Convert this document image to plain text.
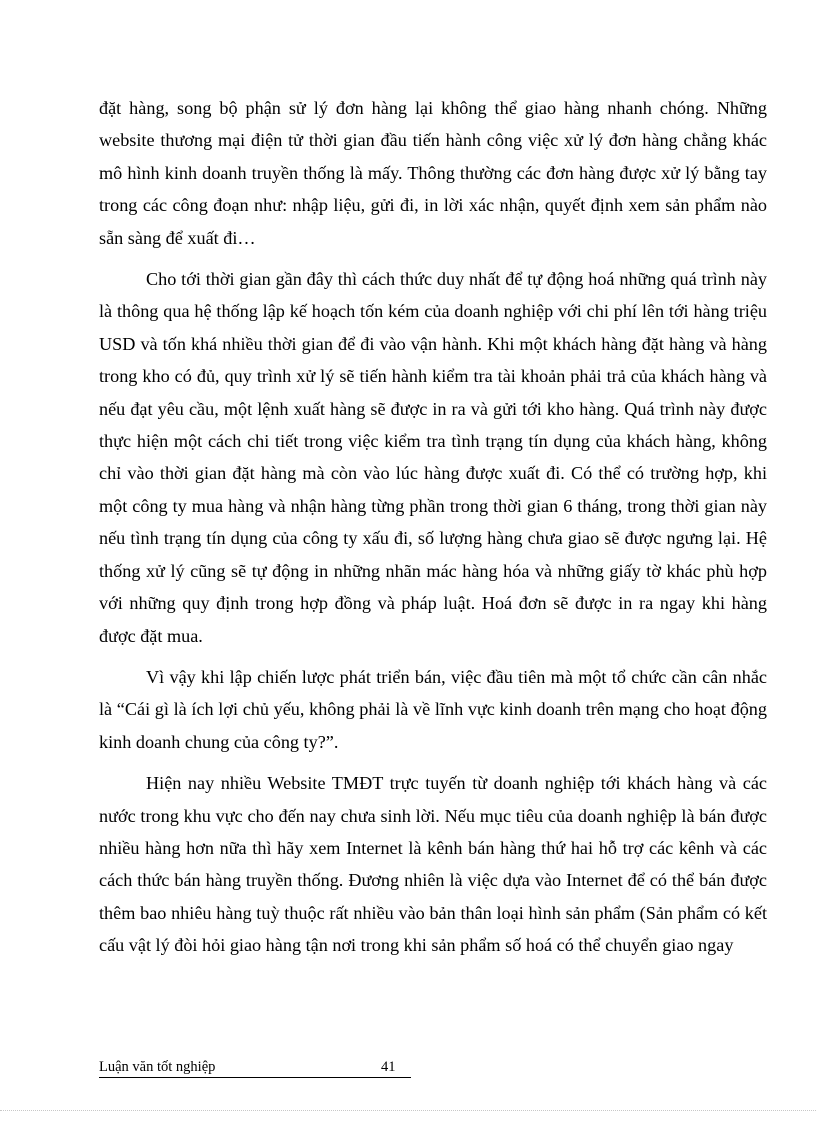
đặt hàng, song bộ phận sử lý đơn hàng lại không thể giao hàng nhanh chóng. Những website thương mại điện tử thời gian đầu tiến hành công việc xử lý đơn hàng chẳng khác mô hình kinh doanh truyền thống là mấy. Thông thường các đơn hàng được xử lý bằng tay trong các công đoạn như: nhập liệu, gửi đi, in lời xác nhận, quyết định xem sản phẩm nào sẵn sàng để xuất đi…

Cho tới thời gian gần đây thì cách thức duy nhất để tự động hoá những quá trình này là thông qua hệ thống lập kế hoạch tốn kém của doanh nghiệp với chi phí lên tới hàng triệu USD và tốn khá nhiều thời gian để đi vào vận hành. Khi một khách hàng đặt hàng và hàng trong kho có đủ, quy trình xử lý sẽ tiến hành kiểm tra tài khoản phải trả của khách hàng và nếu đạt yêu cầu, một lệnh xuất hàng sẽ được in ra và gửi tới kho hàng. Quá trình này được thực hiện một cách chi tiết trong việc kiểm tra tình trạng tín dụng của khách hàng, không chỉ vào thời gian đặt hàng mà còn vào lúc hàng được xuất đi. Có thể có trường hợp, khi một công ty mua hàng và nhận hàng từng phần trong thời gian 6 tháng, trong thời gian này nếu tình trạng tín dụng của công ty xấu đi, số lượng hàng chưa giao sẽ được ngưng lại. Hệ thống xử lý cũng sẽ tự động in những nhãn mác hàng hóa và những giấy tờ khác phù hợp với những quy định trong hợp đồng và pháp luật. Hoá đơn sẽ được in ra ngay khi hàng được đặt mua.

Vì vậy khi lập chiến lược phát triển bán, việc đầu tiên mà một tổ chức cần cân nhắc là “Cái gì là ích lợi chủ yếu, không phải là về lĩnh vực kinh doanh trên mạng cho hoạt động kinh doanh chung của công ty?”.

Hiện nay nhiều Website TMĐT trực tuyến từ doanh nghiệp tới khách hàng và các nước trong khu vực cho đến nay chưa sinh lời. Nếu mục tiêu của doanh nghiệp là bán được nhiều hàng hơn nữa thì hãy xem Internet là kênh bán hàng thứ hai hỗ trợ các kênh và các cách thức bán hàng truyền thống. Đương nhiên là việc dựa vào Internet để có thể bán được thêm bao nhiêu hàng tuỳ thuộc rất nhiều vào bản thân loại hình sản phẩm (Sản phẩm có kết cấu vật lý đòi hỏi giao hàng tận nơi trong khi sản phẩm số hoá có thể chuyển giao ngay

Luận văn tốt nghiệp	41
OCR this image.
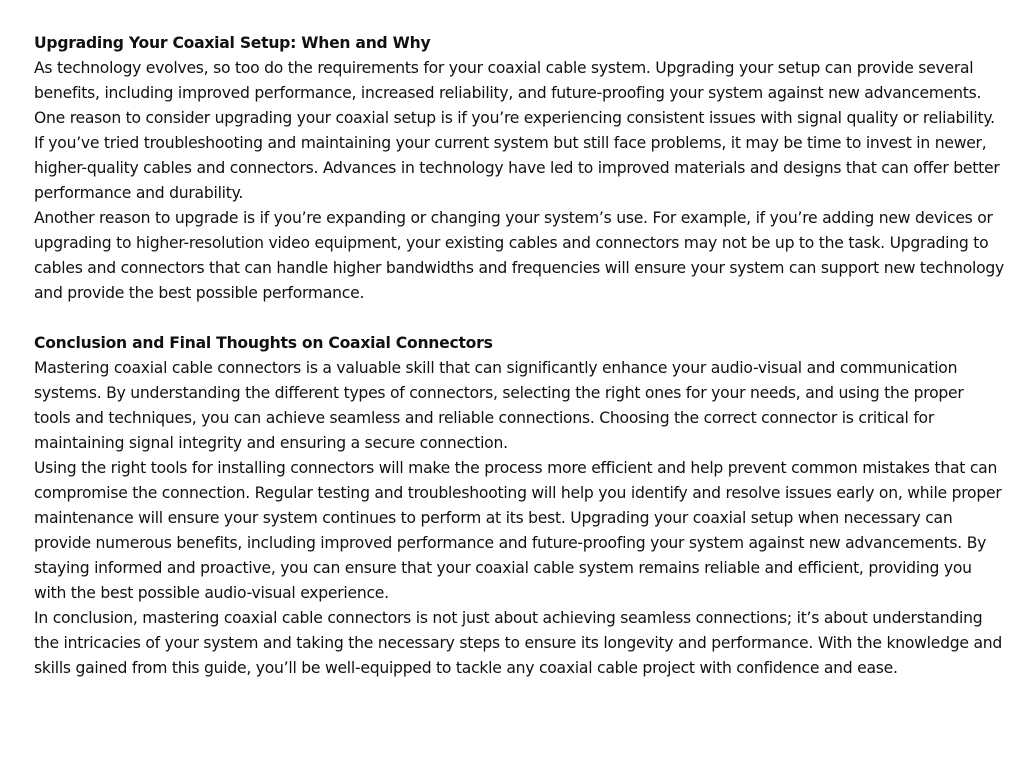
Upgrading Your Coaxial Setup: When and Why

As technology evolves, so too do the requirements for your coaxial cable system. Upgrading your setup can provide several benefits, including improved performance, increased reliability, and future-proofing your system against new advancements.

One reason to consider upgrading your coaxial setup is if you’re experiencing consistent issues with signal quality or reliability. If you’ve tried troubleshooting and maintaining your current system but still face problems, it may be time to invest in newer, higher-quality cables and connectors. Advances in technology have led to improved materials and designs that can offer better performance and durability.

Another reason to upgrade is if you’re expanding or changing your system’s use. For example, if you’re adding new devices or upgrading to higher-resolution video equipment, your existing cables and connectors may not be up to the task. Upgrading to cables and connectors that can handle higher bandwidths and frequencies will ensure your system can support new technology and provide the best possible performance.

Conclusion and Final Thoughts on Coaxial Connectors

Mastering coaxial cable connectors is a valuable skill that can significantly enhance your audio-visual and communication systems. By understanding the different types of connectors, selecting the right ones for your needs, and using the proper tools and techniques, you can achieve seamless and reliable connections. Choosing the correct connector is critical for maintaining signal integrity and ensuring a secure connection.

Using the right tools for installing connectors will make the process more efficient and help prevent common mistakes that can compromise the connection. Regular testing and troubleshooting will help you identify and resolve issues early on, while proper maintenance will ensure your system continues to perform at its best. Upgrading your coaxial setup when necessary can provide numerous benefits, including improved performance and future-proofing your system against new advancements. By staying informed and proactive, you can ensure that your coaxial cable system remains reliable and efficient, providing you with the best possible audio-visual experience.

In conclusion, mastering coaxial cable connectors is not just about achieving seamless connections; it’s about understanding the intricacies of your system and taking the necessary steps to ensure its longevity and performance. With the knowledge and skills gained from this guide, you’ll be well-equipped to tackle any coaxial cable project with confidence and ease.
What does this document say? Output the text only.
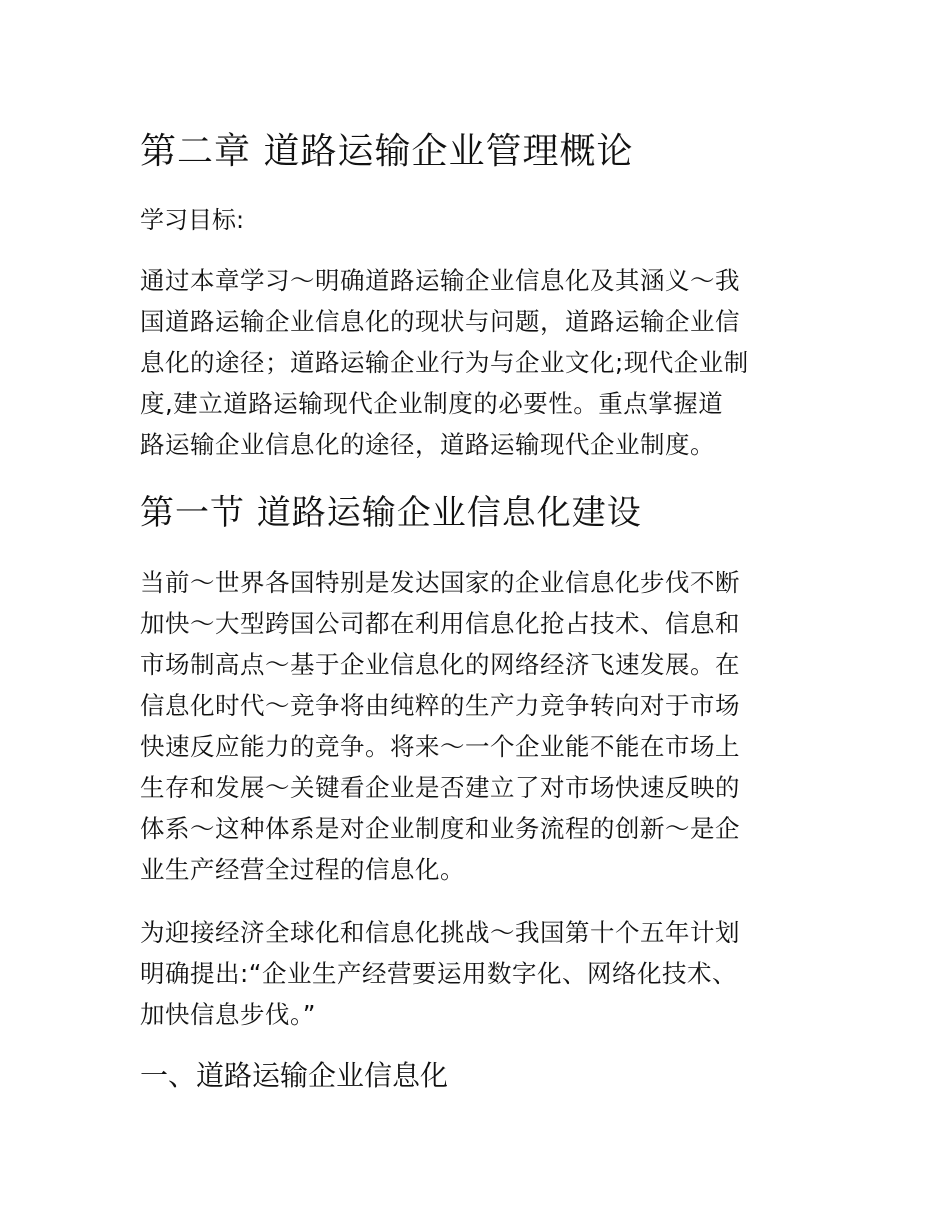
第二章 道路运输企业管理概论

学习目标:

通过本章学习～明确道路运输企业信息化及其涵义～我
国道路运输企业信息化的现状与问题，道路运输企业信
息化的途径；道路运输企业行为与企业文化;现代企业制
度,建立道路运输现代企业制度的必要性。重点掌握道
路运输企业信息化的途径，道路运输现代企业制度。

第一节 道路运输企业信息化建设

当前～世界各国特别是发达国家的企业信息化步伐不断
加快～大型跨国公司都在利用信息化抢占技术、信息和
市场制高点～基于企业信息化的网络经济飞速发展。在
信息化时代～竞争将由纯粹的生产力竞争转向对于市场
快速反应能力的竞争。将来～一个企业能不能在市场上
生存和发展～关键看企业是否建立了对市场快速反映的
体系～这种体系是对企业制度和业务流程的创新～是企
业生产经营全过程的信息化。

为迎接经济全球化和信息化挑战～我国第十个五年计划
明确提出:“企业生产经营要运用数字化、网络化技术、
加快信息步伐。”

一、道路运输企业信息化
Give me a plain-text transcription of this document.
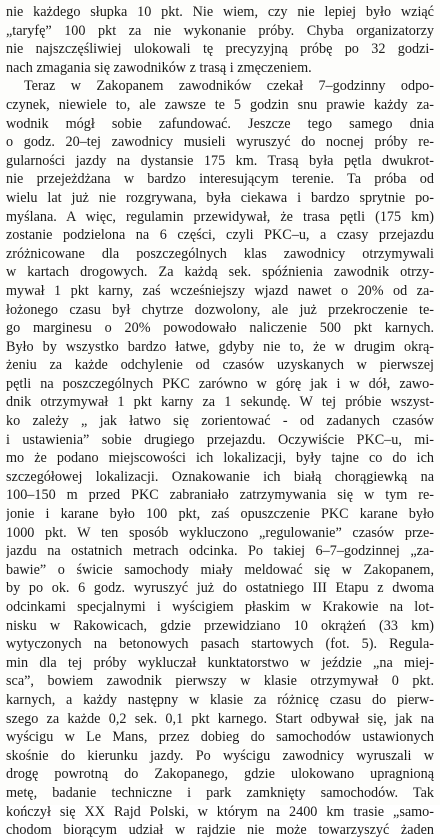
nie każdego słupka 10 pkt. Nie wiem, czy nie lepiej było wziąć
„taryfę” 100 pkt za nie wykonanie próby. Chyba organizatorzy
nie najszczęśliwiej ulokowali tę precyzyjną próbę po 32 godzi-
nach zmagania się zawodników z trasą i zmęczeniem.
Teraz w Zakopanem zawodników czekał 7–godzinny odpo-
czynek, niewiele to, ale zawsze te 5 godzin snu prawie każdy za-
wodnik mógł sobie zafundować. Jeszcze tego samego dnia
o godz. 20–tej zawodnicy musieli wyruszyć do nocnej próby re-
gularności jazdy na dystansie 175 km. Trasą była pętla dwukrot-
nie przejeżdżana w bardzo interesującym terenie. Ta próba od
wielu lat już nie rozgrywana, była ciekawa i bardzo sprytnie po-
myślana. A więc, regulamin przewidywał, że trasa pętli (175 km)
zostanie podzielona na 6 części, czyli PKC–u, a czasy przejazdu
zróżnicowane dla poszczególnych klas zawodnicy otrzymywali
w kartach drogowych. Za każdą sek. spóźnienia zawodnik otrzy-
mywał 1 pkt karny, zaś wcześniejszy wjazd nawet o 20% od za-
łożonego czasu był chytrze dozwolony, ale już przekroczenie te-
go marginesu o 20% powodowało naliczenie 500 pkt karnych.
Było by wszystko bardzo łatwe, gdyby nie to, że w drugim okrą-
żeniu za każde odchylenie od czasów uzyskanych w pierwszej
pętli na poszczególnych PKC zarówno w górę jak i w dół, zawo-
dnik otrzymywał 1 pkt karny za 1 sekundę. W tej próbie wszyst-
ko zależy „ jak łatwo się zorientować - od zadanych czasów
i ustawienia” sobie drugiego przejazdu. Oczywiście PKC–u, mi-
mo że podano miejscowości ich lokalizacji, były tajne co do ich
szczegółowej lokalizacji. Oznakowanie ich białą chorągiewką na
100–150 m przed PKC zabraniało zatrzymywania się w tym re-
jonie i karane było 100 pkt, zaś opuszczenie PKC karane było
1000 pkt. W ten sposób wykluczono „regulowanie” czasów prze-
jazdu na ostatnich metrach odcinka. Po takiej 6–7–godzinnej „za-
bawie” o świcie samochody miały meldować się w Zakopanem,
by po ok. 6 godz. wyruszyć już do ostatniego III Etapu z dwoma
odcinkami specjalnymi i wyścigiem płaskim w Krakowie na lot-
nisku w Rakowicach, gdzie przewidziano 10 okrążeń (33 km)
wytyczonych na betonowych pasach startowych (fot. 5). Regula-
min dla tej próby wykluczał kunktatorstwo w jeździe „na miej-
sca”, bowiem zawodnik pierwszy w klasie otrzymywał 0 pkt.
karnych, a każdy następny w klasie za różnicę czasu do pierw-
szego za każde 0,2 sek. 0,1 pkt karnego. Start odbywał się, jak na
wyścigu w Le Mans, przez dobieg do samochodów ustawionych
skośnie do kierunku jazdy. Po wyścigu zawodnicy wyruszali w
drogę powrotną do Zakopanego, gdzie ulokowano upragnioną
metę, badanie techniczne i park zamknięty samochodów. Tak
kończył się XX Rajd Polski, w którym na 2400 km trasie „samo-
chodom biorącym udział w rajdzie nie może towarzyszyć żaden
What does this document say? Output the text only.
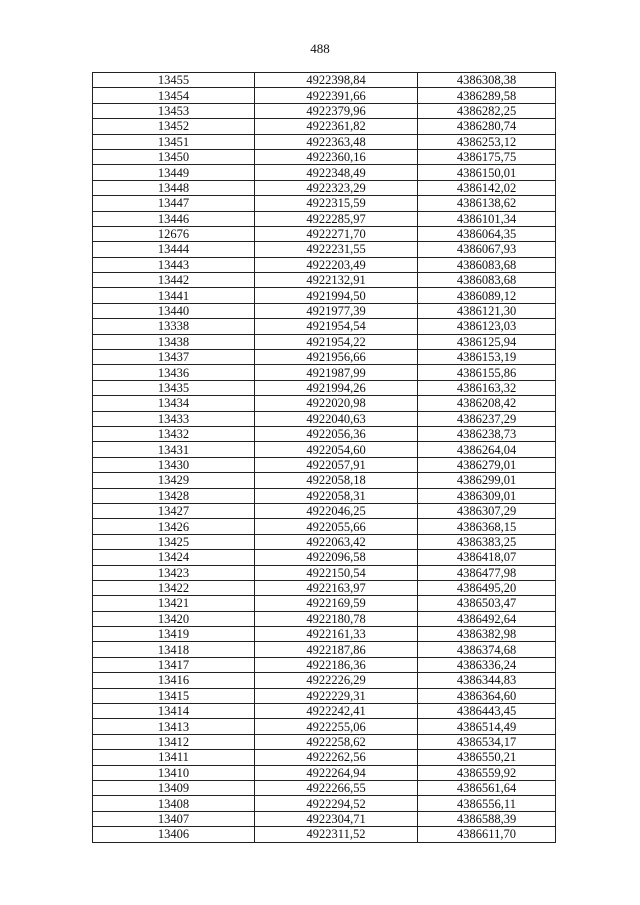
488
13455	4922398,84	4386308,38
13454	4922391,66	4386289,58
13453	4922379,96	4386282,25
13452	4922361,82	4386280,74
13451	4922363,48	4386253,12
13450	4922360,16	4386175,75
13449	4922348,49	4386150,01
13448	4922323,29	4386142,02
13447	4922315,59	4386138,62
13446	4922285,97	4386101,34
12676	4922271,70	4386064,35
13444	4922231,55	4386067,93
13443	4922203,49	4386083,68
13442	4922132,91	4386083,68
13441	4921994,50	4386089,12
13440	4921977,39	4386121,30
13338	4921954,54	4386123,03
13438	4921954,22	4386125,94
13437	4921956,66	4386153,19
13436	4921987,99	4386155,86
13435	4921994,26	4386163,32
13434	4922020,98	4386208,42
13433	4922040,63	4386237,29
13432	4922056,36	4386238,73
13431	4922054,60	4386264,04
13430	4922057,91	4386279,01
13429	4922058,18	4386299,01
13428	4922058,31	4386309,01
13427	4922046,25	4386307,29
13426	4922055,66	4386368,15
13425	4922063,42	4386383,25
13424	4922096,58	4386418,07
13423	4922150,54	4386477,98
13422	4922163,97	4386495,20
13421	4922169,59	4386503,47
13420	4922180,78	4386492,64
13419	4922161,33	4386382,98
13418	4922187,86	4386374,68
13417	4922186,36	4386336,24
13416	4922226,29	4386344,83
13415	4922229,31	4386364,60
13414	4922242,41	4386443,45
13413	4922255,06	4386514,49
13412	4922258,62	4386534,17
13411	4922262,56	4386550,21
13410	4922264,94	4386559,92
13409	4922266,55	4386561,64
13408	4922294,52	4386556,11
13407	4922304,71	4386588,39
13406	4922311,52	4386611,70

++++++++++

• [Instructions to follow]: Check each line of the material above for "była" and say how many lines contain it, giving the number alone.

• [Answer to the task]: 2